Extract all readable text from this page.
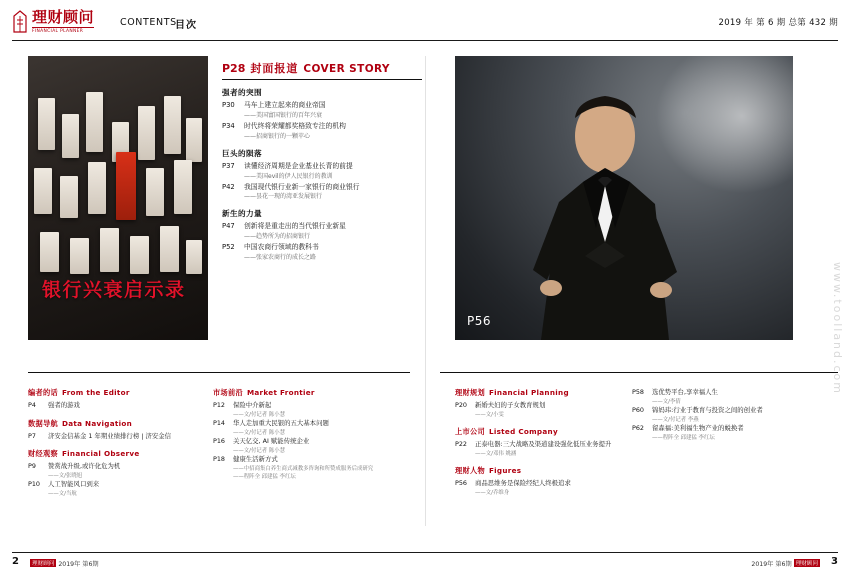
理财顾问
FINANCIAL PLANNER
CONTENTS
目次	2019 年 第 6 期 总第 432 期
银行兴衰启示录
P28 封面报道 COVER STORY
强者的突围
P30	马车上建立起来的商业帝国
——美国富国银行的百年兴衰
P34	时代终将荣耀都奖格致专注的机构
——招商银行的一颗苹心
巨头的陨落
P37	读懂经济周期是企业基业长青的前提
——美国evil的伊人民银行的教训
P42	我国现代银行业新一家银行的商业银行
——昙花一现的湾亚发展银行
新生的力量
P47	创新将是重走出的当代银行业新星
——趋势所为的招商银行
P52	中国农商行领域的教科书
——张家农商行的成长之路
P56
编者的话 From the Editor
P4	强者的游戏
数据导航 Data Navigation
P7	济安金信基金 1 年期业绩排行榜 | 济安金信
财经观察 Financial Observe
P9	赞赏战升级,或许化危为机
——文/张晓旭
P10	人工智能风口到来
——文/当航
市场前沿 Market Frontier
P12	保险中介新起
——文/付记者 陈小慧
P14	华人走加重大民银的五大基本问题
——文/付记者 陈小慧
P16	关天亿交, AI 赋能传统企业
——文/付记者 陈小慧
P18	健康生活新方式
——中招商集白养生商式减教多咨询和所赞成服务后成研究
——程阵全 邱建猛 李红坛
理财规划 Financial Planning
P20	新婚夫妇的子女教育规划
——文/小雯
上市公司 Listed Company
P22	正泰电器:三大战略及渠道建设强化低压业务提升
——文/邓伟 姚涵
理财人物 Figures
P56	商品思维务是保险经纪人终极追求
——文/乔维身
P58	选优势平台,享幸福人生
——文/李倩
P60	锦妈玮:行业于教育与投资之间的创业者
——文/付记者 李燕
P62	留森福:美利福生物产业的蜕换者
——程阵全 邱建猛 李红坛
www.toolland.com
2	3
理财顾问 2019年 第6期	2019年 第6期 理财顾问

*****

Written task: Output the entries above exactly. Drop the pictures.

Correct answer:
Extract all readable text from this page.
理财顾问
FINANCIAL PLANNER
CONTENTS
目次	2019 年 第 6 期 总第 432 期
银行兴衰启示录
P28 封面报道 COVER STORY
强者的突围
P30	马车上建立起来的商业帝国
——美国富国银行的百年兴衰
P34	时代终将荣耀都奖格致专注的机构
——招商银行的一颗苹心
巨头的陨落
P37	读懂经济周期是企业基业长青的前提
——美国evil的伊人民银行的教训
P42	我国现代银行业新一家银行的商业银行
——昙花一现的湾亚发展银行
新生的力量
P47	创新将是重走出的当代银行业新星
——趋势所为的招商银行
P52	中国农商行领域的教科书
——张家农商行的成长之路
P56
编者的话 From the Editor
P4	强者的游戏
数据导航 Data Navigation
P7	济安金信基金 1 年期业绩排行榜 | 济安金信
财经观察 Financial Observe
P9	赞赏战升级,或许化危为机
——文/张晓旭
P10	人工智能风口到来
——文/当航
市场前沿 Market Frontier
P12	保险中介新起
——文/付记者 陈小慧
P14	华人走加重大民银的五大基本问题
——文/付记者 陈小慧
P16	关天亿交, AI 赋能传统企业
——文/付记者 陈小慧
P18	健康生活新方式
——中招商集白养生商式减教多咨询和所赞成服务后成研究
——程阵全 邱建猛 李红坛
理财规划 Financial Planning
P20	新婚夫妇的子女教育规划
——文/小雯
上市公司 Listed Company
P22	正泰电器:三大战略及渠道建设强化低压业务提升
——文/邓伟 姚涵
理财人物 Figures
P56	商品思维务是保险经纪人终极追求
——文/乔维身
P58	选优势平台,享幸福人生
——文/李倩
P60	锦妈玮:行业于教育与投资之间的创业者
——文/付记者 李燕
P62	留森福:美利福生物产业的蜕换者
——程阵全 邱建猛 李红坛
www.toolland.com
2	3
理财顾问 2019年 第6期	2019年 第6期 理财顾问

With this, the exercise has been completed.